— Start of Information shown —

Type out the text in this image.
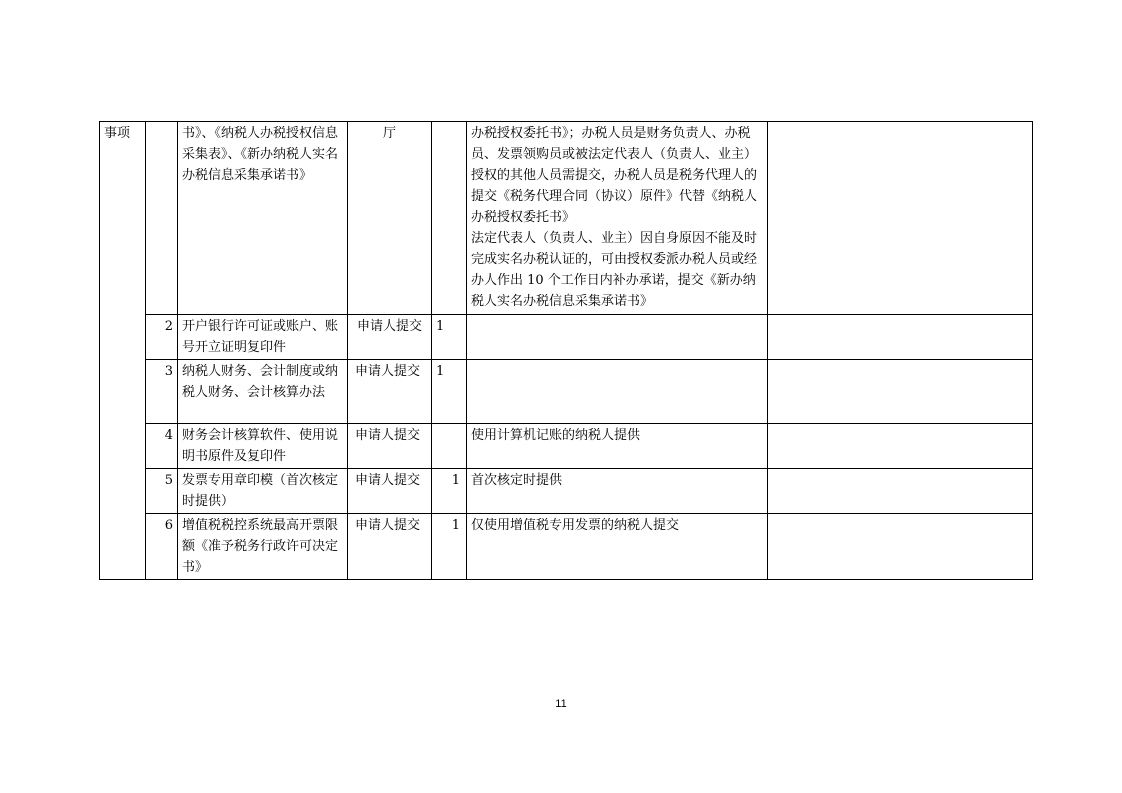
事项		书》、《纳税人办税授权信息采集表》、《新办纳税人实名办税信息采集承诺书》	厅		办税授权委托书》；办税人员是财务负责人、办税员、发票领购员或被法定代表人（负责人、业主）授权的其他人员需提交，办税人员是税务代理人的提交《税务代理合同（协议）原件》代替《纳税人办税授权委托书》
法定代表人（负责人、业主）因自身原因不能及时完成实名办税认证的，可由授权委派办税人员或经办人作出 10 个工作日内补办承诺，提交《新办纳税人实名办税信息采集承诺书》	

	2	开户银行许可证或账户、账号开立证明复印件	申请人提交	1		
	3	纳税人财务、会计制度或纳税人财务、会计核算办法	申请人提交	1		
	4	财务会计核算软件、使用说明书原件及复印件	申请人提交		使用计算机记账的纳税人提供	
	5	发票专用章印模（首次核定时提供）	申请人提交	1	首次核定时提供	
	6	增值税税控系统最高开票限额《准予税务行政许可决定书》	申请人提交	1	仅使用增值税专用发票的纳税人提交	
11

— End of Information shown —

To be done
Without the pictures, restate all of the entries above verbatim.

Correct response
Type out the text in this image.
事项		书》、《纳税人办税授权信息采集表》、《新办纳税人实名办税信息采集承诺书》	厅		办税授权委托书》；办税人员是财务负责人、办税员、发票领购员或被法定代表人（负责人、业主）授权的其他人员需提交，办税人员是税务代理人的提交《税务代理合同（协议）原件》代替《纳税人办税授权委托书》
法定代表人（负责人、业主）因自身原因不能及时完成实名办税认证的，可由授权委派办税人员或经办人作出 10 个工作日内补办承诺，提交《新办纳税人实名办税信息采集承诺书》	

	2	开户银行许可证或账户、账号开立证明复印件	申请人提交	1		
	3	纳税人财务、会计制度或纳税人财务、会计核算办法	申请人提交	1		
	4	财务会计核算软件、使用说明书原件及复印件	申请人提交		使用计算机记账的纳税人提供	
	5	发票专用章印模（首次核定时提供）	申请人提交	1	首次核定时提供	
	6	增值税税控系统最高开票限额《准予税务行政许可决定书》	申请人提交	1	仅使用增值税专用发票的纳税人提交	
11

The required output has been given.